* **DATASET ROWS**
********
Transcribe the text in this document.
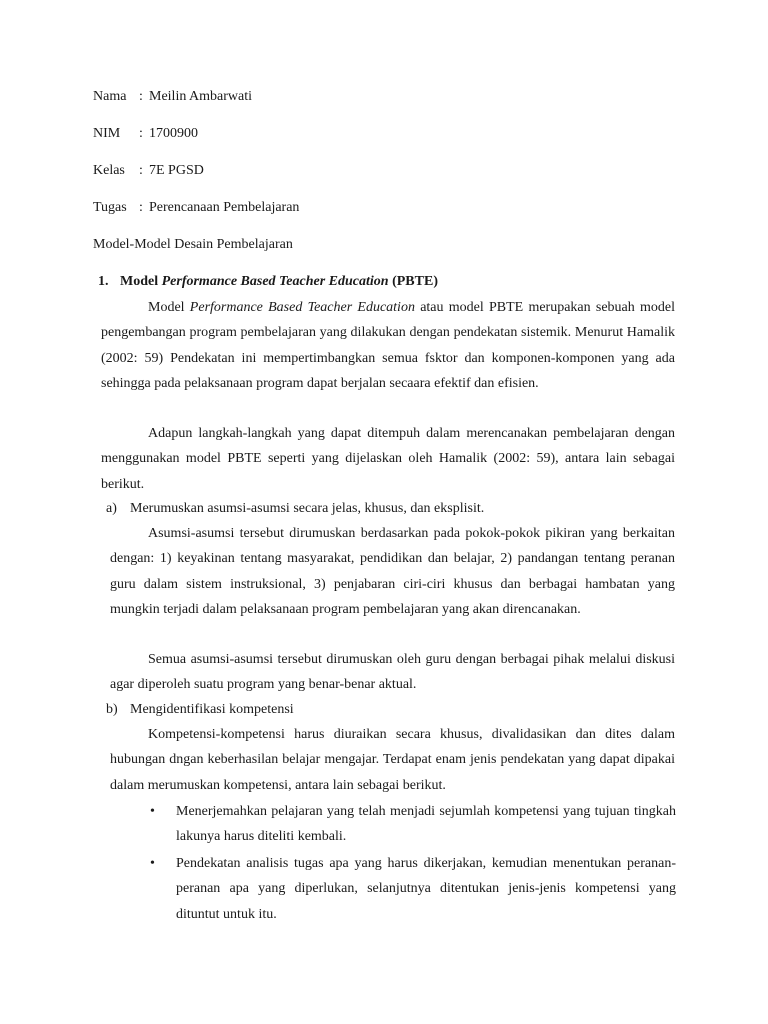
Nama : Meilin Ambarwati
NIM : 1700900
Kelas : 7E PGSD
Tugas : Perencanaan Pembelajaran
Model-Model Desain Pembelajaran
1. Model Performance Based Teacher Education (PBTE)

Model Performance Based Teacher Education atau model PBTE merupakan sebuah model pengembangan program pembelajaran yang dilakukan dengan pendekatan sistemik. Menurut Hamalik (2002: 59) Pendekatan ini mempertimbangkan semua fsktor dan komponen-komponen yang ada sehingga pada pelaksanaan program dapat berjalan secaara efektif dan efisien.

Adapun langkah-langkah yang dapat ditempuh dalam merencanakan pembelajaran dengan menggunakan model PBTE seperti yang dijelaskan oleh Hamalik (2002: 59), antara lain sebagai berikut.

a) Merumuskan asumsi-asumsi secara jelas, khusus, dan eksplisit.

Asumsi-asumsi tersebut dirumuskan berdasarkan pada pokok-pokok pikiran yang berkaitan dengan: 1) keyakinan tentang masyarakat, pendidikan dan belajar, 2) pandangan tentang peranan guru dalam sistem instruksional, 3) penjabaran ciri-ciri khusus dan berbagai hambatan yang mungkin terjadi dalam pelaksanaan program pembelajaran yang akan direncanakan.

Semua asumsi-asumsi tersebut dirumuskan oleh guru dengan berbagai pihak melalui diskusi agar diperoleh suatu program yang benar-benar aktual.

b) Mengidentifikasi kompetensi

Kompetensi-kompetensi harus diuraikan secara khusus, divalidasikan dan dites dalam hubungan dngan keberhasilan belajar mengajar. Terdapat enam jenis pendekatan yang dapat dipakai dalam merumuskan kompetensi, antara lain sebagai berikut.

• Menerjemahkan pelajaran yang telah menjadi sejumlah kompetensi yang tujuan tingkah lakunya harus diteliti kembali.
• Pendekatan analisis tugas apa yang harus dikerjakan, kemudian menentukan peranan-peranan apa yang diperlukan, selanjutnya ditentukan jenis-jenis kompetensi yang dituntut untuk itu.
********
* **REQUEST**
Gather from the data above every line with the string "secara".

* **TASK ANSWER**
a) Merumuskan asumsi-asumsi secara jelas, khusus, dan eksplisit.
Kompetensi-kompetensi harus diuraikan secara khusus, divalidasikan dan dites dalam hubungan dngan keberhasilan belajar mengajar. Terdapat enam jenis pendekatan yang dapat dipakai dalam merumuskan kompetensi, antara lain sebagai berikut.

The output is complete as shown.